**TASK REQUIREMENTS**
Take each line that has the word "this" and return it.
═════ SUPPLIED DATA
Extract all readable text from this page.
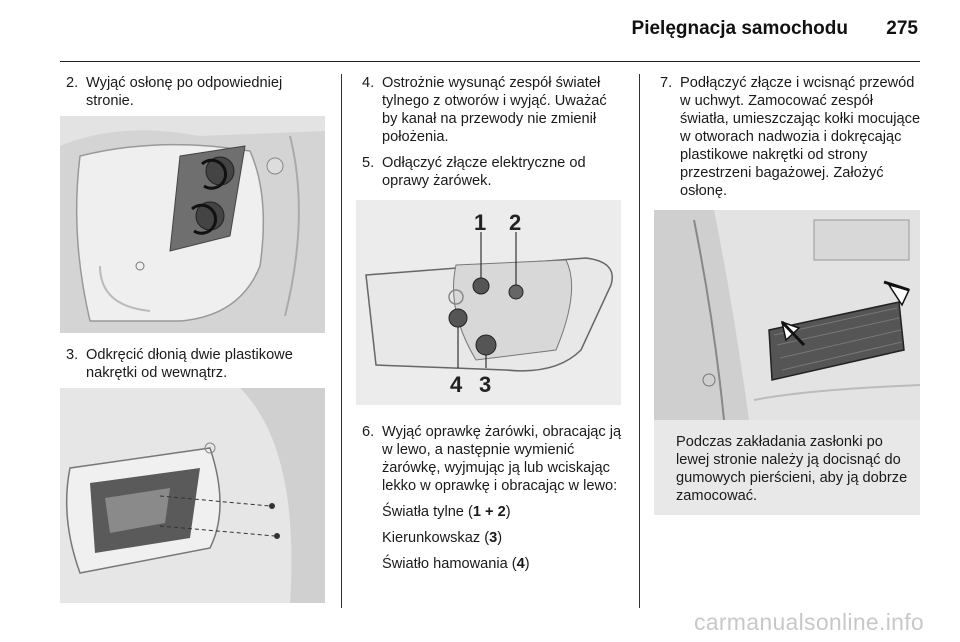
Pielęgnacja samochodu 275

2. Wyjąć osłonę po odpowiedniej stronie.

3. Odkręcić dłonią dwie plastikowe nakrętki od wewnątrz.

4. Ostrożnie wysunąć zespół świateł tylnego z otworów i wyjąć. Uważać by kanał na przewody nie zmienił położenia.

5. Odłączyć złącze elektryczne od oprawy żarówek.

1 2
4 3

6. Wyjąć oprawkę żarówki, obracając ją w lewo, a następnie wymienić żarówkę, wyjmując ją lub wciskając lekko w oprawkę i obracając w lewo:

Światła tylne (1 + 2)

Kierunkowskaz (3)

Światło hamowania (4)

7. Podłączyć złącze i wcisnąć przewód w uchwyt. Zamocować zespół światła, umieszczając kołki mocujące w otworach nadwozia i dokręcając plastikowe nakrętki od strony przestrzeni bagażowej. Założyć osłonę.

Podczas zakładania zasłonki po lewej stronie należy ją docisnąć do gumowych pierścieni, aby ją dobrze zamocować.

carmanualsonline.info
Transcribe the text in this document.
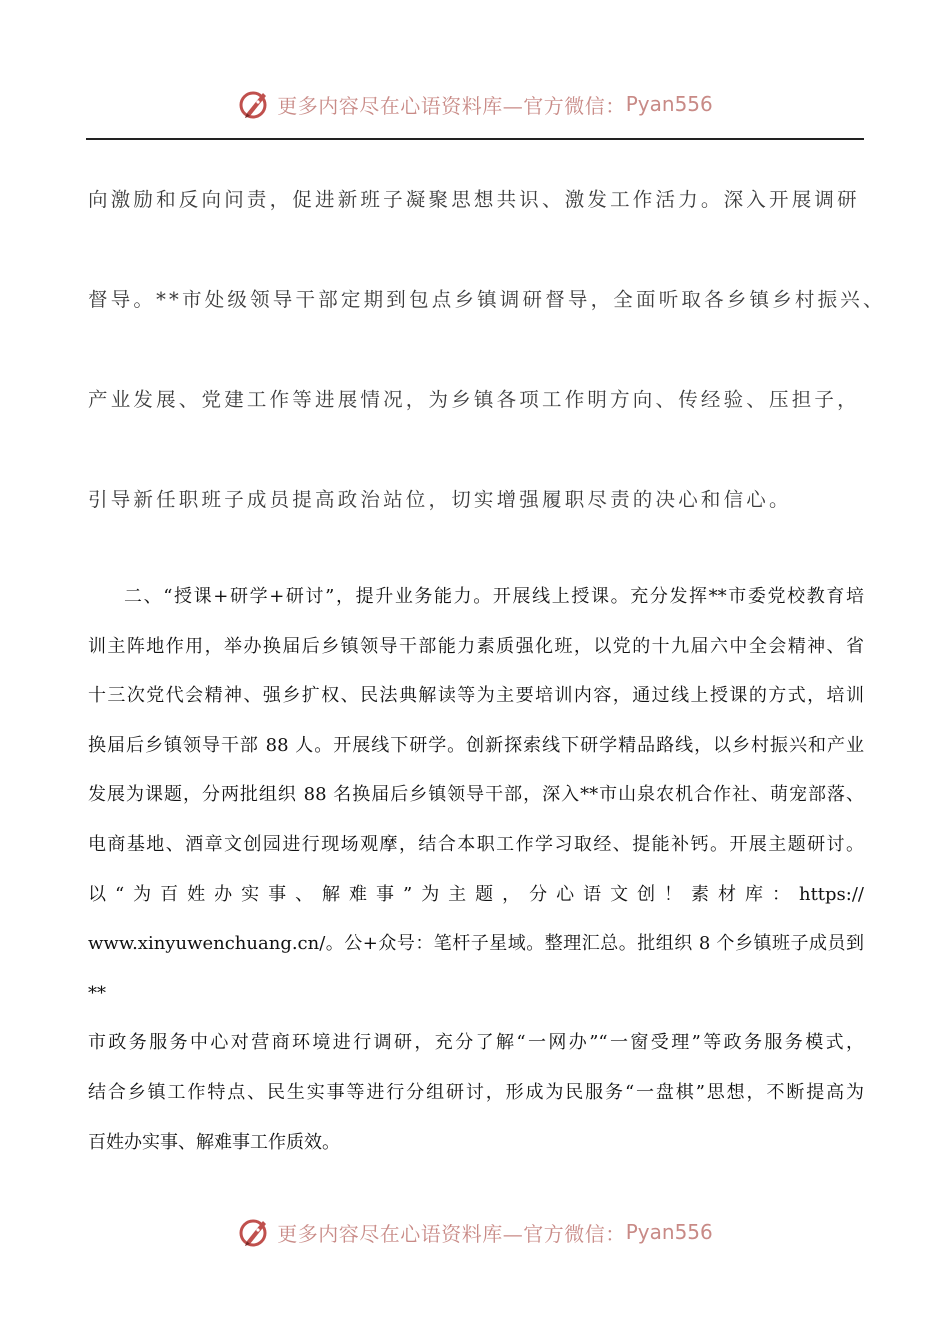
更多内容尽在心语资料库—官方微信： Pyan556
向激励和反向问责，促进新班子凝聚思想共识、激发工作活力。深入开展调研
督导。**市处级领导干部定期到包点乡镇调研督导，全面听取各乡镇乡村振兴、
产业发展、党建工作等进展情况，为乡镇各项工作明方向、传经验、压担子，
引导新任职班子成员提高政治站位，切实增强履职尽责的决心和信心。
二、“授课+研学+研讨”，提升业务能力。开展线上授课。充分发挥**市委党校教育培
训主阵地作用，举办换届后乡镇领导干部能力素质强化班，以党的十九届六中全会精神、省
十三次党代会精神、强乡扩权、民法典解读等为主要培训内容，通过线上授课的方式，培训
换届后乡镇领导干部 88 人。开展线下研学。创新探索线下研学精品路线，以乡村振兴和产业
发展为课题，分两批组织 88 名换届后乡镇领导干部，深入**市山泉农机合作社、萌宠部落、
电商基地、酒章文创园进行现场观摩，结合本职工作学习取经、提能补钙。开展主题研讨。
以“为百姓办实事、解难事”为主题，分心语文创！素材库：https://
www.xinyuwenchuang.cn/。公+众号：笔杆子星域。整理汇总。批组织 8 个乡镇班子成员到**
市政务服务中心对营商环境进行调研，充分了解“一网办”“一窗受理”等政务服务模式，
结合乡镇工作特点、民生实事等进行分组研讨，形成为民服务“一盘棋”思想，不断提高为
百姓办实事、解难事工作质效。
更多内容尽在心语资料库—官方微信： Pyan556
══════════
**SOLUTION TO THE PROBLEM**
Extract all readable text from this page.
Transcribe the text in this document.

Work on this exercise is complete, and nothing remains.